* START Extracted records *
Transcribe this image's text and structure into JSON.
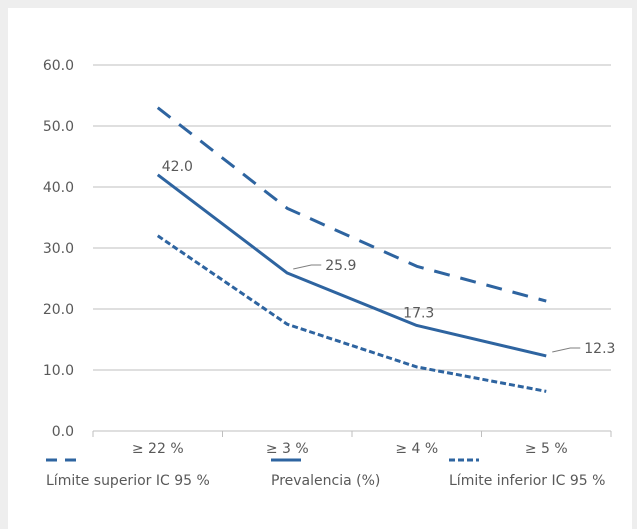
{
  "chart_data": {
    "type": "line",
    "categories": [
      "≥ 22 %",
      "≥ 3 %",
      "≥ 4 %",
      "≥ 5 %"
    ],
    "ylim": [
      0,
      60
    ],
    "yticks": [
      "0.0",
      "10.0",
      "20.0",
      "30.0",
      "40.0",
      "50.0",
      "60.0"
    ],
    "grid": true,
    "legend_position": "bottom",
    "series": [
      {
        "name": "Límite superior IC 95 %",
        "values": [
          53.0,
          36.5,
          27.0,
          21.3
        ],
        "style": "long-dash"
      },
      {
        "name": "Prevalencia (%)",
        "values": [
          42.0,
          25.9,
          17.3,
          12.3
        ],
        "style": "solid"
      },
      {
        "name": "Límite inferior IC 95 %",
        "values": [
          32.0,
          17.5,
          10.5,
          6.5
        ],
        "style": "short-dash"
      }
    ],
    "data_labels": [
      "42.0",
      "25.9",
      "17.3",
      "12.3"
    ]
  },
  "colors": {
    "line": "#2e64a0",
    "grid": "#bfbfbf",
    "text": "#595959"
  }
}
* END Extracted records *
• [Goal of the exercise]:
Identify and copy lines that hold the string "style".

• [Solution for this task]:
        "style": "long-dash"
        "style": "solid"
        "style": "short-dash"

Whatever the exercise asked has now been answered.